What the task requires:
Exact repetition of every entry is required.

Provided data:

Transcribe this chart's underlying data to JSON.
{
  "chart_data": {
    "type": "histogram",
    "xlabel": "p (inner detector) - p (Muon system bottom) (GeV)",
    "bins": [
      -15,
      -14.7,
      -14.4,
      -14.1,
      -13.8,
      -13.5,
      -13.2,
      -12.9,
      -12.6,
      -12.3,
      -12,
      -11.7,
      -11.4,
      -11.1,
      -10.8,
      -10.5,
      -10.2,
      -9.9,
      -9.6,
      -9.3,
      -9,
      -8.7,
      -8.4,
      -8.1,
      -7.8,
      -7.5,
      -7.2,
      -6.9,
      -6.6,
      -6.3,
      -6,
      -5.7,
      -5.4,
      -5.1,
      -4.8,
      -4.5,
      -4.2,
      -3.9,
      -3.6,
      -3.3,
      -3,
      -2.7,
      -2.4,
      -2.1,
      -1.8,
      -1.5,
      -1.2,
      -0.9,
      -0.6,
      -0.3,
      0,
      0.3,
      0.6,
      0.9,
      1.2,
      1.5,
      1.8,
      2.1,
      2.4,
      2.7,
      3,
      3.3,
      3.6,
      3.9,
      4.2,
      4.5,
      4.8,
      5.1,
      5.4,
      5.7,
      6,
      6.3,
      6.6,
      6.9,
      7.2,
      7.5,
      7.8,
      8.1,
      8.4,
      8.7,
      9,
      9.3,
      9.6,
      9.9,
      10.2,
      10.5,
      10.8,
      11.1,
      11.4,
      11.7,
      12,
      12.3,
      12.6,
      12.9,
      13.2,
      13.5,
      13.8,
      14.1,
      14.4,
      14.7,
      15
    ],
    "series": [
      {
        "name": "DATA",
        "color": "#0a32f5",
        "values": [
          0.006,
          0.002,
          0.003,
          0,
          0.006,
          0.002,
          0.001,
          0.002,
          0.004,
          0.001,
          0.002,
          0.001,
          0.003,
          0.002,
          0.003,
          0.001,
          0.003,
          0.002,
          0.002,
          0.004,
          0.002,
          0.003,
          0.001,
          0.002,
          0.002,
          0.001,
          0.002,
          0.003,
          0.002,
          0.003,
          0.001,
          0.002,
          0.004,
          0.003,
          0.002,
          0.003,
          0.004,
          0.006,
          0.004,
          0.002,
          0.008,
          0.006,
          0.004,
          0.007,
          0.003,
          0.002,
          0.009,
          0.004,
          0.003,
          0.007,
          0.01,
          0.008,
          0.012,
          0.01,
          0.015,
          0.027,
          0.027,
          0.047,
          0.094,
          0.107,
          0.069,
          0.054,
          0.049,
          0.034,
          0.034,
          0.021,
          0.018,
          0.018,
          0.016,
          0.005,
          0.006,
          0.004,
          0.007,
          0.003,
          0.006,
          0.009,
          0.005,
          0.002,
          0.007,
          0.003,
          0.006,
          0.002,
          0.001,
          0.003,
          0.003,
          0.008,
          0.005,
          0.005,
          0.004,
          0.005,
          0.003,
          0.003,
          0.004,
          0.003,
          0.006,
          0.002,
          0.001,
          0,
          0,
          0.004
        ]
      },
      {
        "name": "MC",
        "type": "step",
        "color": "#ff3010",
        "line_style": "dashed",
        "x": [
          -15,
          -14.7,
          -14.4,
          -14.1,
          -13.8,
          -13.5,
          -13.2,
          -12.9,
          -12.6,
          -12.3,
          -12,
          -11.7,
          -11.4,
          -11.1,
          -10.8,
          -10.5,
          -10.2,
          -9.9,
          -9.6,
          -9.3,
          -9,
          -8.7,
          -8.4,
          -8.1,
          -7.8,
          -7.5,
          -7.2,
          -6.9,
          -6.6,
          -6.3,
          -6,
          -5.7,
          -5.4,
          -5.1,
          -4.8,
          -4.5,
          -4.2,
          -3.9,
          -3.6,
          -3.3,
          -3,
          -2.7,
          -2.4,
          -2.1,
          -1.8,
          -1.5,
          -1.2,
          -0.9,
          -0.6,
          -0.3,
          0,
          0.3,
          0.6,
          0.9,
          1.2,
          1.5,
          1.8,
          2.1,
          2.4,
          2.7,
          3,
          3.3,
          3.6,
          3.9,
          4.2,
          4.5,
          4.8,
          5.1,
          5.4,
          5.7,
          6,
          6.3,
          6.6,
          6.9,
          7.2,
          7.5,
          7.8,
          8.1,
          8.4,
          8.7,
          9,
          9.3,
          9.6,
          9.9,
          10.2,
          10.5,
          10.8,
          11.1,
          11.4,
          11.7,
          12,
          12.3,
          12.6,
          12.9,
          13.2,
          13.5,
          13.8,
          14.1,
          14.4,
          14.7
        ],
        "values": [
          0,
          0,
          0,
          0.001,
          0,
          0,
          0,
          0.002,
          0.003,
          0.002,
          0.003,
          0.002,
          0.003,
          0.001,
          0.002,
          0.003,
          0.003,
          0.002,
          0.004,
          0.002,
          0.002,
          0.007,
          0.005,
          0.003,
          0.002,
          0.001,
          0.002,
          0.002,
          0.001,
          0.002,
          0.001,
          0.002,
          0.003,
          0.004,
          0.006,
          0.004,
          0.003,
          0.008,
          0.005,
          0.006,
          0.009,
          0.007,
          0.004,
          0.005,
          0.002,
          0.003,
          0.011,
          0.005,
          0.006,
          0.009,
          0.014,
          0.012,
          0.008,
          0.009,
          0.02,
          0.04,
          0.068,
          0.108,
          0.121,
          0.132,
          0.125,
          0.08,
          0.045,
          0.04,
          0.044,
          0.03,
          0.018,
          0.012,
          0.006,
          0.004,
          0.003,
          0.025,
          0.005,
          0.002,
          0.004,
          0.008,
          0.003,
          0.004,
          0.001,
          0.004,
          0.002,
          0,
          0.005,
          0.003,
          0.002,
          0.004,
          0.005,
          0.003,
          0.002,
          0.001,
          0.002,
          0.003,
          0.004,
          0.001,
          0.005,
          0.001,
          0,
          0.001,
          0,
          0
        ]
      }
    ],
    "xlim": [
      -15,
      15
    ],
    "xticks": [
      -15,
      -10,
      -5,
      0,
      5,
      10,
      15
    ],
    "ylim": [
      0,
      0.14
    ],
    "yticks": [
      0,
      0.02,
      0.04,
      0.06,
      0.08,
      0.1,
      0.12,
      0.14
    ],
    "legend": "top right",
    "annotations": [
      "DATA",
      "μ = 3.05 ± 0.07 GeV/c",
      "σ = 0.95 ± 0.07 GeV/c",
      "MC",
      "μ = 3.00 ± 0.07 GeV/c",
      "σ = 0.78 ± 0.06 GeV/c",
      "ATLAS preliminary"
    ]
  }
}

Task answer:
Transcribe this chart's underlying data to JSON.
{
  "chart_data": {
    "type": "histogram",
    "xlabel": "p (inner detector) - p (Muon system bottom) (GeV)",
    "bins": [
      -15,
      -14.7,
      -14.4,
      -14.1,
      -13.8,
      -13.5,
      -13.2,
      -12.9,
      -12.6,
      -12.3,
      -12,
      -11.7,
      -11.4,
      -11.1,
      -10.8,
      -10.5,
      -10.2,
      -9.9,
      -9.6,
      -9.3,
      -9,
      -8.7,
      -8.4,
      -8.1,
      -7.8,
      -7.5,
      -7.2,
      -6.9,
      -6.6,
      -6.3,
      -6,
      -5.7,
      -5.4,
      -5.1,
      -4.8,
      -4.5,
      -4.2,
      -3.9,
      -3.6,
      -3.3,
      -3,
      -2.7,
      -2.4,
      -2.1,
      -1.8,
      -1.5,
      -1.2,
      -0.9,
      -0.6,
      -0.3,
      0,
      0.3,
      0.6,
      0.9,
      1.2,
      1.5,
      1.8,
      2.1,
      2.4,
      2.7,
      3,
      3.3,
      3.6,
      3.9,
      4.2,
      4.5,
      4.8,
      5.1,
      5.4,
      5.7,
      6,
      6.3,
      6.6,
      6.9,
      7.2,
      7.5,
      7.8,
      8.1,
      8.4,
      8.7,
      9,
      9.3,
      9.6,
      9.9,
      10.2,
      10.5,
      10.8,
      11.1,
      11.4,
      11.7,
      12,
      12.3,
      12.6,
      12.9,
      13.2,
      13.5,
      13.8,
      14.1,
      14.4,
      14.7,
      15
    ],
    "series": [
      {
        "name": "DATA",
        "color": "#0a32f5",
        "values": [
          0.006,
          0.002,
          0.003,
          0,
          0.006,
          0.002,
          0.001,
          0.002,
          0.004,
          0.001,
          0.002,
          0.001,
          0.003,
          0.002,
          0.003,
          0.001,
          0.003,
          0.002,
          0.002,
          0.004,
          0.002,
          0.003,
          0.001,
          0.002,
          0.002,
          0.001,
          0.002,
          0.003,
          0.002,
          0.003,
          0.001,
          0.002,
          0.004,
          0.003,
          0.002,
          0.003,
          0.004,
          0.006,
          0.004,
          0.002,
          0.008,
          0.006,
          0.004,
          0.007,
          0.003,
          0.002,
          0.009,
          0.004,
          0.003,
          0.007,
          0.01,
          0.008,
          0.012,
          0.01,
          0.015,
          0.027,
          0.027,
          0.047,
          0.094,
          0.107,
          0.069,
          0.054,
          0.049,
          0.034,
          0.034,
          0.021,
          0.018,
          0.018,
          0.016,
          0.005,
          0.006,
          0.004,
          0.007,
          0.003,
          0.006,
          0.009,
          0.005,
          0.002,
          0.007,
          0.003,
          0.006,
          0.002,
          0.001,
          0.003,
          0.003,
          0.008,
          0.005,
          0.005,
          0.004,
          0.005,
          0.003,
          0.003,
          0.004,
          0.003,
          0.006,
          0.002,
          0.001,
          0,
          0,
          0.004
        ]
      },
      {
        "name": "MC",
        "type": "step",
        "color": "#ff3010",
        "line_style": "dashed",
        "x": [
          -15,
          -14.7,
          -14.4,
          -14.1,
          -13.8,
          -13.5,
          -13.2,
          -12.9,
          -12.6,
          -12.3,
          -12,
          -11.7,
          -11.4,
          -11.1,
          -10.8,
          -10.5,
          -10.2,
          -9.9,
          -9.6,
          -9.3,
          -9,
          -8.7,
          -8.4,
          -8.1,
          -7.8,
          -7.5,
          -7.2,
          -6.9,
          -6.6,
          -6.3,
          -6,
          -5.7,
          -5.4,
          -5.1,
          -4.8,
          -4.5,
          -4.2,
          -3.9,
          -3.6,
          -3.3,
          -3,
          -2.7,
          -2.4,
          -2.1,
          -1.8,
          -1.5,
          -1.2,
          -0.9,
          -0.6,
          -0.3,
          0,
          0.3,
          0.6,
          0.9,
          1.2,
          1.5,
          1.8,
          2.1,
          2.4,
          2.7,
          3,
          3.3,
          3.6,
          3.9,
          4.2,
          4.5,
          4.8,
          5.1,
          5.4,
          5.7,
          6,
          6.3,
          6.6,
          6.9,
          7.2,
          7.5,
          7.8,
          8.1,
          8.4,
          8.7,
          9,
          9.3,
          9.6,
          9.9,
          10.2,
          10.5,
          10.8,
          11.1,
          11.4,
          11.7,
          12,
          12.3,
          12.6,
          12.9,
          13.2,
          13.5,
          13.8,
          14.1,
          14.4,
          14.7
        ],
        "values": [
          0,
          0,
          0,
          0.001,
          0,
          0,
          0,
          0.002,
          0.003,
          0.002,
          0.003,
          0.002,
          0.003,
          0.001,
          0.002,
          0.003,
          0.003,
          0.002,
          0.004,
          0.002,
          0.002,
          0.007,
          0.005,
          0.003,
          0.002,
          0.001,
          0.002,
          0.002,
          0.001,
          0.002,
          0.001,
          0.002,
          0.003,
          0.004,
          0.006,
          0.004,
          0.003,
          0.008,
          0.005,
          0.006,
          0.009,
          0.007,
          0.004,
          0.005,
          0.002,
          0.003,
          0.011,
          0.005,
          0.006,
          0.009,
          0.014,
          0.012,
          0.008,
          0.009,
          0.02,
          0.04,
          0.068,
          0.108,
          0.121,
          0.132,
          0.125,
          0.08,
          0.045,
          0.04,
          0.044,
          0.03,
          0.018,
          0.012,
          0.006,
          0.004,
          0.003,
          0.025,
          0.005,
          0.002,
          0.004,
          0.008,
          0.003,
          0.004,
          0.001,
          0.004,
          0.002,
          0,
          0.005,
          0.003,
          0.002,
          0.004,
          0.005,
          0.003,
          0.002,
          0.001,
          0.002,
          0.003,
          0.004,
          0.001,
          0.005,
          0.001,
          0,
          0.001,
          0,
          0
        ]
      }
    ],
    "xlim": [
      -15,
      15
    ],
    "xticks": [
      -15,
      -10,
      -5,
      0,
      5,
      10,
      15
    ],
    "ylim": [
      0,
      0.14
    ],
    "yticks": [
      0,
      0.02,
      0.04,
      0.06,
      0.08,
      0.1,
      0.12,
      0.14
    ],
    "legend": "top right",
    "annotations": [
      "DATA",
      "μ = 3.05 ± 0.07 GeV/c",
      "σ = 0.95 ± 0.07 GeV/c",
      "MC",
      "μ = 3.00 ± 0.07 GeV/c",
      "σ = 0.78 ± 0.06 GeV/c",
      "ATLAS preliminary"
    ]
  }
}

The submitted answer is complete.